### DIRECTION
Rewrite the listing with every "value-label" renamed to "count-label". Leave all other text as it is.

— start of DATA ROWS —

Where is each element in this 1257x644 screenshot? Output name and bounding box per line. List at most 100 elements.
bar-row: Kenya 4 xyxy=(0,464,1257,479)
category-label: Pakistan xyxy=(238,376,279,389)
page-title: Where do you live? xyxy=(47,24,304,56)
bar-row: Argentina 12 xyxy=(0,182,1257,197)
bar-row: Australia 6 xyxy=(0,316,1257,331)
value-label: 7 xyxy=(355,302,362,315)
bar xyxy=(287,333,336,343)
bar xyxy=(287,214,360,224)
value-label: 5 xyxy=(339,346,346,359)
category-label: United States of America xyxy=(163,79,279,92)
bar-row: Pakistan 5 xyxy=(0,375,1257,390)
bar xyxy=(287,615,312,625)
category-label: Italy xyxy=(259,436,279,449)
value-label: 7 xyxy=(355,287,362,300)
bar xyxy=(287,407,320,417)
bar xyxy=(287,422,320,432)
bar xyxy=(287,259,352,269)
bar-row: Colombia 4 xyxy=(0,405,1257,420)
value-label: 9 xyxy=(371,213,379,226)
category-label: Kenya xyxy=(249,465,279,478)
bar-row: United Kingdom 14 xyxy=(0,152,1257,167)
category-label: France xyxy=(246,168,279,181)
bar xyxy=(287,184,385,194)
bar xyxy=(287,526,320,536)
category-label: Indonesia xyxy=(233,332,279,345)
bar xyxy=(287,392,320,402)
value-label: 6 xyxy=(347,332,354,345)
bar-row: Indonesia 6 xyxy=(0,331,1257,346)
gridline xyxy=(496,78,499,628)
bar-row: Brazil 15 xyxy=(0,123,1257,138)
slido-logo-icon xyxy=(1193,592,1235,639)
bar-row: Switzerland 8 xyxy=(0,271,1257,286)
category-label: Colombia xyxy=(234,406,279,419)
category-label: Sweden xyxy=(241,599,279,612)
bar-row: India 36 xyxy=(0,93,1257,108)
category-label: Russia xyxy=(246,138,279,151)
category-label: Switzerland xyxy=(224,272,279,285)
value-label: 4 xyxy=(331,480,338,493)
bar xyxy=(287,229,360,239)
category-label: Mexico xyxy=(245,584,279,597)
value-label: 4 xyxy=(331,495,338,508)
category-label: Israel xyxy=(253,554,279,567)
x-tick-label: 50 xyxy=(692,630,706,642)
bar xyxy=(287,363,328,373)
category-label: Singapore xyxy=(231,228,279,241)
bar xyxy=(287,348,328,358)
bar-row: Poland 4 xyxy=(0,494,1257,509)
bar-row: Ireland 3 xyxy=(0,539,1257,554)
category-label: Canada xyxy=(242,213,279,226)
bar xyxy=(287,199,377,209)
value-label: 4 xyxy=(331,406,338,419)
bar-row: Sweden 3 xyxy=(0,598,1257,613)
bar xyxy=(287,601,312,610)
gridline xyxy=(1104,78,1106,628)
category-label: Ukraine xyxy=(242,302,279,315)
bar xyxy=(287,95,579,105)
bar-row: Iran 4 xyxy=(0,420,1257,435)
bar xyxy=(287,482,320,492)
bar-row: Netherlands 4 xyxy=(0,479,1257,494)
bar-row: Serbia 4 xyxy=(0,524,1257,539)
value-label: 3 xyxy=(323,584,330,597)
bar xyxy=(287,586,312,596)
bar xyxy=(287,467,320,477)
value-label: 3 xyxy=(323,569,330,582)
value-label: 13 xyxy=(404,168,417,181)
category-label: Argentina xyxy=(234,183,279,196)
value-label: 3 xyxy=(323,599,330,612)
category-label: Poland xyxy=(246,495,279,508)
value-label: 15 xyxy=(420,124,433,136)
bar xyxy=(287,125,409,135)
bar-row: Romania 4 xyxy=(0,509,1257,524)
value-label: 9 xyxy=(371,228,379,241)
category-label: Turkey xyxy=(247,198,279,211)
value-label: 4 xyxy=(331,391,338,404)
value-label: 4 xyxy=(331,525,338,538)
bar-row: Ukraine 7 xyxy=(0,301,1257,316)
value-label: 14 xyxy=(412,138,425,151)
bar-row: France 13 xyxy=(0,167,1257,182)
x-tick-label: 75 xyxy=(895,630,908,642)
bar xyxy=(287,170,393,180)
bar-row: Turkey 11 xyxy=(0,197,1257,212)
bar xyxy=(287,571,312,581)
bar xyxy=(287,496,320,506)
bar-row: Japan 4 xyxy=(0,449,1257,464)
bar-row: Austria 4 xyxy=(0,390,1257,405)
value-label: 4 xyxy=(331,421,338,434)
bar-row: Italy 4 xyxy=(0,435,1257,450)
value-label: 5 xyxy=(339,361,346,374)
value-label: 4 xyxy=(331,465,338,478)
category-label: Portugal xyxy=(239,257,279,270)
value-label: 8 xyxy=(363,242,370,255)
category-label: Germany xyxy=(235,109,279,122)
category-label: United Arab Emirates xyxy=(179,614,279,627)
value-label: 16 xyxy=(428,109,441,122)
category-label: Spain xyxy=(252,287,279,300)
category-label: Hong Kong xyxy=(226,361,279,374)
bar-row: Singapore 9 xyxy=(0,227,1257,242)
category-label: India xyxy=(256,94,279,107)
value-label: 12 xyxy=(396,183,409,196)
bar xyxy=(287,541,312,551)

— end of DATA ROWS —

### EXERCISE SOLUTION
Where is each element in this 1257x644 screenshot? Output name and bounding box per line. List at most 100 elements.
bar-row: Kenya 4 xyxy=(0,464,1257,479)
category-label: Pakistan xyxy=(238,376,279,389)
page-title: Where do you live? xyxy=(47,24,304,56)
bar-row: Argentina 12 xyxy=(0,182,1257,197)
bar-row: Australia 6 xyxy=(0,316,1257,331)
count-label: 7 xyxy=(355,302,362,315)
bar xyxy=(287,333,336,343)
bar xyxy=(287,214,360,224)
count-label: 5 xyxy=(339,346,346,359)
category-label: United States of America xyxy=(163,79,279,92)
bar-row: Pakistan 5 xyxy=(0,375,1257,390)
bar xyxy=(287,615,312,625)
category-label: Italy xyxy=(259,436,279,449)
count-label: 7 xyxy=(355,287,362,300)
bar xyxy=(287,407,320,417)
bar xyxy=(287,422,320,432)
bar xyxy=(287,259,352,269)
bar-row: Colombia 4 xyxy=(0,405,1257,420)
count-label: 9 xyxy=(371,213,379,226)
category-label: Kenya xyxy=(249,465,279,478)
bar-row: United Kingdom 14 xyxy=(0,152,1257,167)
category-label: France xyxy=(246,168,279,181)
bar xyxy=(287,184,385,194)
bar xyxy=(287,526,320,536)
category-label: Indonesia xyxy=(233,332,279,345)
bar xyxy=(287,392,320,402)
count-label: 6 xyxy=(347,332,354,345)
bar-row: Indonesia 6 xyxy=(0,331,1257,346)
gridline xyxy=(496,78,499,628)
bar-row: Brazil 15 xyxy=(0,123,1257,138)
slido-logo-icon xyxy=(1193,592,1235,639)
bar-row: Switzerland 8 xyxy=(0,271,1257,286)
category-label: Colombia xyxy=(234,406,279,419)
category-label: Sweden xyxy=(241,599,279,612)
bar-row: India 36 xyxy=(0,93,1257,108)
category-label: Russia xyxy=(246,138,279,151)
category-label: Switzerland xyxy=(224,272,279,285)
count-label: 4 xyxy=(331,480,338,493)
bar xyxy=(287,229,360,239)
category-label: Mexico xyxy=(245,584,279,597)
count-label: 4 xyxy=(331,495,338,508)
category-label: Israel xyxy=(253,554,279,567)
x-tick-label: 50 xyxy=(692,630,706,642)
bar xyxy=(287,363,328,373)
category-label: Singapore xyxy=(231,228,279,241)
bar xyxy=(287,348,328,358)
bar-row: Poland 4 xyxy=(0,494,1257,509)
bar-row: Ireland 3 xyxy=(0,539,1257,554)
category-label: Canada xyxy=(242,213,279,226)
bar xyxy=(287,199,377,209)
count-label: 4 xyxy=(331,406,338,419)
bar-row: Sweden 3 xyxy=(0,598,1257,613)
bar xyxy=(287,601,312,610)
gridline xyxy=(1104,78,1106,628)
category-label: Ukraine xyxy=(242,302,279,315)
bar xyxy=(287,95,579,105)
bar-row: Iran 4 xyxy=(0,420,1257,435)
bar xyxy=(287,482,320,492)
bar-row: Netherlands 4 xyxy=(0,479,1257,494)
bar-row: Serbia 4 xyxy=(0,524,1257,539)
count-label: 3 xyxy=(323,584,330,597)
bar xyxy=(287,586,312,596)
bar xyxy=(287,467,320,477)
count-label: 3 xyxy=(323,569,330,582)
count-label: 13 xyxy=(404,168,417,181)
category-label: Argentina xyxy=(234,183,279,196)
count-label: 3 xyxy=(323,599,330,612)
category-label: Poland xyxy=(246,495,279,508)
count-label: 15 xyxy=(420,124,433,136)
bar xyxy=(287,125,409,135)
bar-row: Romania 4 xyxy=(0,509,1257,524)
count-label: 9 xyxy=(371,228,379,241)
category-label: Turkey xyxy=(247,198,279,211)
count-label: 4 xyxy=(331,391,338,404)
count-label: 4 xyxy=(331,525,338,538)
bar-row: Ukraine 7 xyxy=(0,301,1257,316)
count-label: 14 xyxy=(412,138,425,151)
bar-row: France 13 xyxy=(0,167,1257,182)
x-tick-label: 75 xyxy=(895,630,908,642)
bar xyxy=(287,170,393,180)
bar-row: Turkey 11 xyxy=(0,197,1257,212)
bar xyxy=(287,571,312,581)
bar xyxy=(287,496,320,506)
bar-row: Japan 4 xyxy=(0,449,1257,464)
bar-row: Austria 4 xyxy=(0,390,1257,405)
count-label: 4 xyxy=(331,421,338,434)
bar-row: Italy 4 xyxy=(0,435,1257,450)
count-label: 5 xyxy=(339,361,346,374)
count-label: 4 xyxy=(331,465,338,478)
category-label: Portugal xyxy=(239,257,279,270)
count-label: 8 xyxy=(363,242,370,255)
category-label: Germany xyxy=(235,109,279,122)
category-label: United Arab Emirates xyxy=(179,614,279,627)
count-label: 16 xyxy=(428,109,441,122)
category-label: Spain xyxy=(252,287,279,300)
category-label: Hong Kong xyxy=(226,361,279,374)
bar-row: Singapore 9 xyxy=(0,227,1257,242)
category-label: India xyxy=(256,94,279,107)
count-label: 12 xyxy=(396,183,409,196)
bar xyxy=(287,541,312,551)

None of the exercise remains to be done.